++++ INPUT ++++

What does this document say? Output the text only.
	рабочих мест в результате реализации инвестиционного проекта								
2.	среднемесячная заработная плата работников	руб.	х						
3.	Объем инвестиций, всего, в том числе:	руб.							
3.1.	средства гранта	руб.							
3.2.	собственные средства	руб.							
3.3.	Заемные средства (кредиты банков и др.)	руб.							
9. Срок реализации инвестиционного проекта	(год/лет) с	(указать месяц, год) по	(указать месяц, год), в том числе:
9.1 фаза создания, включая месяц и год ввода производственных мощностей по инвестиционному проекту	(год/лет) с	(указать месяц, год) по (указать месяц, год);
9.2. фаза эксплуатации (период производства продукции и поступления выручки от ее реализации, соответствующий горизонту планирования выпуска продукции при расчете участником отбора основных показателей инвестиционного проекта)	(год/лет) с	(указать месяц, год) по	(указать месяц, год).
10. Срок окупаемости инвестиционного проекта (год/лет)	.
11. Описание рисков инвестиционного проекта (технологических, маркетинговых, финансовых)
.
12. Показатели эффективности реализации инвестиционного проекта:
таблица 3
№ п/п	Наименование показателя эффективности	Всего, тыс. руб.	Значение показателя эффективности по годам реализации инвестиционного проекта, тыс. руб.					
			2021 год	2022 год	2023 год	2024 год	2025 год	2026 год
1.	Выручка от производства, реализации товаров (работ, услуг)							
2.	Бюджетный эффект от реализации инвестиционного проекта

++++

## STATED PROBLEM
Without omitting anything, output the entries exactly.

## PROBLEM SOLUTION
What does this document say? Output the text only.
	рабочих мест в результате реализации инвестиционного проекта								
2.	среднемесячная заработная плата работников	руб.	х						
3.	Объем инвестиций, всего, в том числе:	руб.							
3.1.	средства гранта	руб.							
3.2.	собственные средства	руб.							
3.3.	Заемные средства (кредиты банков и др.)	руб.							
9. Срок реализации инвестиционного проекта	(год/лет) с	(указать месяц, год) по	(указать месяц, год), в том числе:
9.1 фаза создания, включая месяц и год ввода производственных мощностей по инвестиционному проекту	(год/лет) с	(указать месяц, год) по (указать месяц, год);
9.2. фаза эксплуатации (период производства продукции и поступления выручки от ее реализации, соответствующий горизонту планирования выпуска продукции при расчете участником отбора основных показателей инвестиционного проекта)	(год/лет) с	(указать месяц, год) по	(указать месяц, год).
10. Срок окупаемости инвестиционного проекта (год/лет)	.
11. Описание рисков инвестиционного проекта (технологических, маркетинговых, финансовых)
.
12. Показатели эффективности реализации инвестиционного проекта:
таблица 3
№ п/п	Наименование показателя эффективности	Всего, тыс. руб.	Значение показателя эффективности по годам реализации инвестиционного проекта, тыс. руб.					
			2021 год	2022 год	2023 год	2024 год	2025 год	2026 год
1.	Выручка от производства, реализации товаров (работ, услуг)							
2.	Бюджетный эффект от реализации инвестиционного проекта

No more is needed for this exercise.